• **PROBLEM**:
Restate the whole listing exactly.

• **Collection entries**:
• • • •

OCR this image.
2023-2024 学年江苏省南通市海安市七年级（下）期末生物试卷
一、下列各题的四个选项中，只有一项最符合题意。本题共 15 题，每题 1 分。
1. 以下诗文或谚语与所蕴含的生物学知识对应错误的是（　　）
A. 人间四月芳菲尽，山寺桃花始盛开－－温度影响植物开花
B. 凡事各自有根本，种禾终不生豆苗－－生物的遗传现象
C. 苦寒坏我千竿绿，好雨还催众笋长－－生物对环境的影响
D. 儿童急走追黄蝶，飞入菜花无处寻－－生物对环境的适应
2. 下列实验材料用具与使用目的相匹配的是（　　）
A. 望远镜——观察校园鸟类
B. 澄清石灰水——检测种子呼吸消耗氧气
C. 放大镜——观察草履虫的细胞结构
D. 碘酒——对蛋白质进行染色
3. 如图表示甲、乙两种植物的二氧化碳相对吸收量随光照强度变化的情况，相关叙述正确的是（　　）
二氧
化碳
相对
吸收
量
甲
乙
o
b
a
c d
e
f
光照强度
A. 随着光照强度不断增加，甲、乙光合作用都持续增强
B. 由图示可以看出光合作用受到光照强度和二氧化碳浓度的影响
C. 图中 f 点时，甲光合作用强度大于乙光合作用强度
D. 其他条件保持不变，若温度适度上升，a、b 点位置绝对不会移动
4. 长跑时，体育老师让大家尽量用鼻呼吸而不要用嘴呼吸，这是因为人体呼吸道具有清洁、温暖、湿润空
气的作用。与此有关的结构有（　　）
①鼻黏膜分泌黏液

• • • •

• **SOLUTION BELOW**:
OCR this image.
2023-2024 学年江苏省南通市海安市七年级（下）期末生物试卷
一、下列各题的四个选项中，只有一项最符合题意。本题共 15 题，每题 1 分。
1. 以下诗文或谚语与所蕴含的生物学知识对应错误的是（　　）
A. 人间四月芳菲尽，山寺桃花始盛开－－温度影响植物开花
B. 凡事各自有根本，种禾终不生豆苗－－生物的遗传现象
C. 苦寒坏我千竿绿，好雨还催众笋长－－生物对环境的影响
D. 儿童急走追黄蝶，飞入菜花无处寻－－生物对环境的适应
2. 下列实验材料用具与使用目的相匹配的是（　　）
A. 望远镜——观察校园鸟类
B. 澄清石灰水——检测种子呼吸消耗氧气
C. 放大镜——观察草履虫的细胞结构
D. 碘酒——对蛋白质进行染色
3. 如图表示甲、乙两种植物的二氧化碳相对吸收量随光照强度变化的情况，相关叙述正确的是（　　）
二氧
化碳
相对
吸收
量
甲
乙
o
b
a
c d
e
f
光照强度
A. 随着光照强度不断增加，甲、乙光合作用都持续增强
B. 由图示可以看出光合作用受到光照强度和二氧化碳浓度的影响
C. 图中 f 点时，甲光合作用强度大于乙光合作用强度
D. 其他条件保持不变，若温度适度上升，a、b 点位置绝对不会移动
4. 长跑时，体育老师让大家尽量用鼻呼吸而不要用嘴呼吸，这是因为人体呼吸道具有清洁、温暖、湿润空
气的作用。与此有关的结构有（　　）
①鼻黏膜分泌黏液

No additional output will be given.